* [EXERCISE]:
Print out each entry below exactly, please.

* [EXERCISE DATA]:
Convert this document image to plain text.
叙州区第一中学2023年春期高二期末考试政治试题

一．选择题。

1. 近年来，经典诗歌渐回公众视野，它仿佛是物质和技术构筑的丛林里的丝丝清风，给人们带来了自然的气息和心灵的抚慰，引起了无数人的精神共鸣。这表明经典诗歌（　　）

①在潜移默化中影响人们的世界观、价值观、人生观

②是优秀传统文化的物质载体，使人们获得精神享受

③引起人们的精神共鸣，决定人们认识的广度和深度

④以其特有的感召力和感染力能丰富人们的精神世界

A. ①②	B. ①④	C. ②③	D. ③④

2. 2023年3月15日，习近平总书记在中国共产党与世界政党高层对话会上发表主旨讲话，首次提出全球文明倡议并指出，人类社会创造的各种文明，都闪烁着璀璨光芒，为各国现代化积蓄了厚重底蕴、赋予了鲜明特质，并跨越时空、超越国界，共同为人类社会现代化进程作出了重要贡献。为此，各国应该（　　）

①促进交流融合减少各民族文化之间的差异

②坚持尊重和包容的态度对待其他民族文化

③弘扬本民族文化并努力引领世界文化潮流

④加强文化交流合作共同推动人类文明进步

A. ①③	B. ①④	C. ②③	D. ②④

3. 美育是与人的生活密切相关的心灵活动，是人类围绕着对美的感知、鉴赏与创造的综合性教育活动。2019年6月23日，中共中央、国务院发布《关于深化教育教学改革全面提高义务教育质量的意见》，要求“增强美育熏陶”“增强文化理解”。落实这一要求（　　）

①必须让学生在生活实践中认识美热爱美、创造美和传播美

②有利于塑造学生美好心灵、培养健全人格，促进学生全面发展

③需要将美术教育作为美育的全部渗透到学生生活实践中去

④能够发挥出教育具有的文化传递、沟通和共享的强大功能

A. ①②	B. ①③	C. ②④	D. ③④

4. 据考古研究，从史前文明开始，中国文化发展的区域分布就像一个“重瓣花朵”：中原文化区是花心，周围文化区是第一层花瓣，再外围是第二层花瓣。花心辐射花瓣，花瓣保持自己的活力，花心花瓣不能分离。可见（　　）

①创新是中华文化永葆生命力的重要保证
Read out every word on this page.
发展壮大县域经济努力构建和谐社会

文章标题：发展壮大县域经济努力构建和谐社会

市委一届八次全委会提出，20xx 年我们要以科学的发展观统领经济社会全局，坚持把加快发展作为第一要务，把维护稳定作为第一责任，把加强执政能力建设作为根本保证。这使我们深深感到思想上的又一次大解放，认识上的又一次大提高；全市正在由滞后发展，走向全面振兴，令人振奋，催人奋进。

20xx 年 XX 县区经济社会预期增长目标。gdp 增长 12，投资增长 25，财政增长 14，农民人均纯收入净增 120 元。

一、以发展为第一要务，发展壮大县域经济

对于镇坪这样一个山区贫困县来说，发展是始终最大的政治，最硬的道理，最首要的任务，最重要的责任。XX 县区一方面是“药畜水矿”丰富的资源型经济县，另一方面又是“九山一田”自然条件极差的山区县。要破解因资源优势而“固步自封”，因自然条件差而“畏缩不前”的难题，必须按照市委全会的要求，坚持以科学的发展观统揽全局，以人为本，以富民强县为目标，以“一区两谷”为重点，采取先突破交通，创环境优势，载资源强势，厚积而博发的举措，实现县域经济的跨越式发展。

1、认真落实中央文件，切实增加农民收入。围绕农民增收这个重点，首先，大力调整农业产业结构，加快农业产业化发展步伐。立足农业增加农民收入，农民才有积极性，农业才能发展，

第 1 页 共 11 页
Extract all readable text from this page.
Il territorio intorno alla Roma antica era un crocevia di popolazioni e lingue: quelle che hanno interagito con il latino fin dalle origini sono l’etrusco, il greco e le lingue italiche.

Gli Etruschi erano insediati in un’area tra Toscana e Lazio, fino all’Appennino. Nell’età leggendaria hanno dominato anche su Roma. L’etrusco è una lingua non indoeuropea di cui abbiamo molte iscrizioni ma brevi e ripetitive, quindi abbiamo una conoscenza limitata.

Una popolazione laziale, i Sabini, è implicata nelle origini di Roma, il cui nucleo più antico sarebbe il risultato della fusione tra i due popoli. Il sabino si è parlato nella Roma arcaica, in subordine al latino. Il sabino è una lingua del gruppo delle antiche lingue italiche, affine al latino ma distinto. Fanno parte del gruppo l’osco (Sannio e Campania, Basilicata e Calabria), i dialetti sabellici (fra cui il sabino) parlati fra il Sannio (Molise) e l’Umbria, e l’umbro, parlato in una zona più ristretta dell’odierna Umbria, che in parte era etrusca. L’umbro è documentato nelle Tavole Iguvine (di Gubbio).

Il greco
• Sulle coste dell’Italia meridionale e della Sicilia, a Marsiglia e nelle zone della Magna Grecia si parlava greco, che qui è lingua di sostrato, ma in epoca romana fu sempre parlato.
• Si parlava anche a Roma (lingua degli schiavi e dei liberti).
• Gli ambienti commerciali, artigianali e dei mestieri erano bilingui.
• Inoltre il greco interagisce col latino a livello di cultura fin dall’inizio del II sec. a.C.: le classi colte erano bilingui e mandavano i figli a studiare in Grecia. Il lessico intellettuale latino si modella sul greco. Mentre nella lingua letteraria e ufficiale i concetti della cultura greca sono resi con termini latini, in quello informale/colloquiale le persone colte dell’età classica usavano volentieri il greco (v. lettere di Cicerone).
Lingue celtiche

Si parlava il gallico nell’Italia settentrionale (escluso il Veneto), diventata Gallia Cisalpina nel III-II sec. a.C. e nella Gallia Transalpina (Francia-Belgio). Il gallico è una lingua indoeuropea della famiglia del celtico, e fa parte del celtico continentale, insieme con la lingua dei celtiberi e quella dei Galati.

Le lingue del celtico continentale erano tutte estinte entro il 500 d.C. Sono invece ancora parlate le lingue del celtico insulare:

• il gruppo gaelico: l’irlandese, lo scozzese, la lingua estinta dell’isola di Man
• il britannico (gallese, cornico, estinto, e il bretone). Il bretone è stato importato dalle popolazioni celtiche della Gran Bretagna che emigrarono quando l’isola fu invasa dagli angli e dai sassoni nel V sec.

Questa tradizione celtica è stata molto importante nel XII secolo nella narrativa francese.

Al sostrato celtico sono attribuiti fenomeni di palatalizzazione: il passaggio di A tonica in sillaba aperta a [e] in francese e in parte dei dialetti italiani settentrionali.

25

* [EXERCISE ANSWER]:
Convert this document image to plain text.
叙州区第一中学2023年春期高二期末考试政治试题

一．选择题。

1. 近年来，经典诗歌渐回公众视野，它仿佛是物质和技术构筑的丛林里的丝丝清风，给人们带来了自然的气息和心灵的抚慰，引起了无数人的精神共鸣。这表明经典诗歌（　　）

①在潜移默化中影响人们的世界观、价值观、人生观

②是优秀传统文化的物质载体，使人们获得精神享受

③引起人们的精神共鸣，决定人们认识的广度和深度

④以其特有的感召力和感染力能丰富人们的精神世界

A. ①②	B. ①④	C. ②③	D. ③④

2. 2023年3月15日，习近平总书记在中国共产党与世界政党高层对话会上发表主旨讲话，首次提出全球文明倡议并指出，人类社会创造的各种文明，都闪烁着璀璨光芒，为各国现代化积蓄了厚重底蕴、赋予了鲜明特质，并跨越时空、超越国界，共同为人类社会现代化进程作出了重要贡献。为此，各国应该（　　）

①促进交流融合减少各民族文化之间的差异

②坚持尊重和包容的态度对待其他民族文化

③弘扬本民族文化并努力引领世界文化潮流

④加强文化交流合作共同推动人类文明进步

A. ①③	B. ①④	C. ②③	D. ②④

3. 美育是与人的生活密切相关的心灵活动，是人类围绕着对美的感知、鉴赏与创造的综合性教育活动。2019年6月23日，中共中央、国务院发布《关于深化教育教学改革全面提高义务教育质量的意见》，要求“增强美育熏陶”“增强文化理解”。落实这一要求（　　）

①必须让学生在生活实践中认识美热爱美、创造美和传播美

②有利于塑造学生美好心灵、培养健全人格，促进学生全面发展

③需要将美术教育作为美育的全部渗透到学生生活实践中去

④能够发挥出教育具有的文化传递、沟通和共享的强大功能

A. ①②	B. ①③	C. ②④	D. ③④

4. 据考古研究，从史前文明开始，中国文化发展的区域分布就像一个“重瓣花朵”：中原文化区是花心，周围文化区是第一层花瓣，再外围是第二层花瓣。花心辐射花瓣，花瓣保持自己的活力，花心花瓣不能分离。可见（　　）

①创新是中华文化永葆生命力的重要保证
Read out every word on this page.
发展壮大县域经济努力构建和谐社会

文章标题：发展壮大县域经济努力构建和谐社会

市委一届八次全委会提出，20xx 年我们要以科学的发展观统领经济社会全局，坚持把加快发展作为第一要务，把维护稳定作为第一责任，把加强执政能力建设作为根本保证。这使我们深深感到思想上的又一次大解放，认识上的又一次大提高；全市正在由滞后发展，走向全面振兴，令人振奋，催人奋进。

20xx 年 XX 县区经济社会预期增长目标。gdp 增长 12，投资增长 25，财政增长 14，农民人均纯收入净增 120 元。

一、以发展为第一要务，发展壮大县域经济

对于镇坪这样一个山区贫困县来说，发展是始终最大的政治，最硬的道理，最首要的任务，最重要的责任。XX 县区一方面是“药畜水矿”丰富的资源型经济县，另一方面又是“九山一田”自然条件极差的山区县。要破解因资源优势而“固步自封”，因自然条件差而“畏缩不前”的难题，必须按照市委全会的要求，坚持以科学的发展观统揽全局，以人为本，以富民强县为目标，以“一区两谷”为重点，采取先突破交通，创环境优势，载资源强势，厚积而博发的举措，实现县域经济的跨越式发展。

1、认真落实中央文件，切实增加农民收入。围绕农民增收这个重点，首先，大力调整农业产业结构，加快农业产业化发展步伐。立足农业增加农民收入，农民才有积极性，农业才能发展，

第 1 页 共 11 页
Extract all readable text from this page.
Il territorio intorno alla Roma antica era un crocevia di popolazioni e lingue: quelle che hanno interagito con il latino fin dalle origini sono l’etrusco, il greco e le lingue italiche.

Gli Etruschi erano insediati in un’area tra Toscana e Lazio, fino all’Appennino. Nell’età leggendaria hanno dominato anche su Roma. L’etrusco è una lingua non indoeuropea di cui abbiamo molte iscrizioni ma brevi e ripetitive, quindi abbiamo una conoscenza limitata.

Una popolazione laziale, i Sabini, è implicata nelle origini di Roma, il cui nucleo più antico sarebbe il risultato della fusione tra i due popoli. Il sabino si è parlato nella Roma arcaica, in subordine al latino. Il sabino è una lingua del gruppo delle antiche lingue italiche, affine al latino ma distinto. Fanno parte del gruppo l’osco (Sannio e Campania, Basilicata e Calabria), i dialetti sabellici (fra cui il sabino) parlati fra il Sannio (Molise) e l’Umbria, e l’umbro, parlato in una zona più ristretta dell’odierna Umbria, che in parte era etrusca. L’umbro è documentato nelle Tavole Iguvine (di Gubbio).

Il greco
• Sulle coste dell’Italia meridionale e della Sicilia, a Marsiglia e nelle zone della Magna Grecia si parlava greco, che qui è lingua di sostrato, ma in epoca romana fu sempre parlato.
• Si parlava anche a Roma (lingua degli schiavi e dei liberti).
• Gli ambienti commerciali, artigianali e dei mestieri erano bilingui.
• Inoltre il greco interagisce col latino a livello di cultura fin dall’inizio del II sec. a.C.: le classi colte erano bilingui e mandavano i figli a studiare in Grecia. Il lessico intellettuale latino si modella sul greco. Mentre nella lingua letteraria e ufficiale i concetti della cultura greca sono resi con termini latini, in quello informale/colloquiale le persone colte dell’età classica usavano volentieri il greco (v. lettere di Cicerone).
Lingue celtiche

Si parlava il gallico nell’Italia settentrionale (escluso il Veneto), diventata Gallia Cisalpina nel III-II sec. a.C. e nella Gallia Transalpina (Francia-Belgio). Il gallico è una lingua indoeuropea della famiglia del celtico, e fa parte del celtico continentale, insieme con la lingua dei celtiberi e quella dei Galati.

Le lingue del celtico continentale erano tutte estinte entro il 500 d.C. Sono invece ancora parlate le lingue del celtico insulare:

• il gruppo gaelico: l’irlandese, lo scozzese, la lingua estinta dell’isola di Man
• il britannico (gallese, cornico, estinto, e il bretone). Il bretone è stato importato dalle popolazioni celtiche della Gran Bretagna che emigrarono quando l’isola fu invasa dagli angli e dai sassoni nel V sec.

Questa tradizione celtica è stata molto importante nel XII secolo nella narrativa francese.

Al sostrato celtico sono attribuiti fenomeni di palatalizzazione: il passaggio di A tonica in sillaba aperta a [e] in francese e in parte dei dialetti italiani settentrionali.

25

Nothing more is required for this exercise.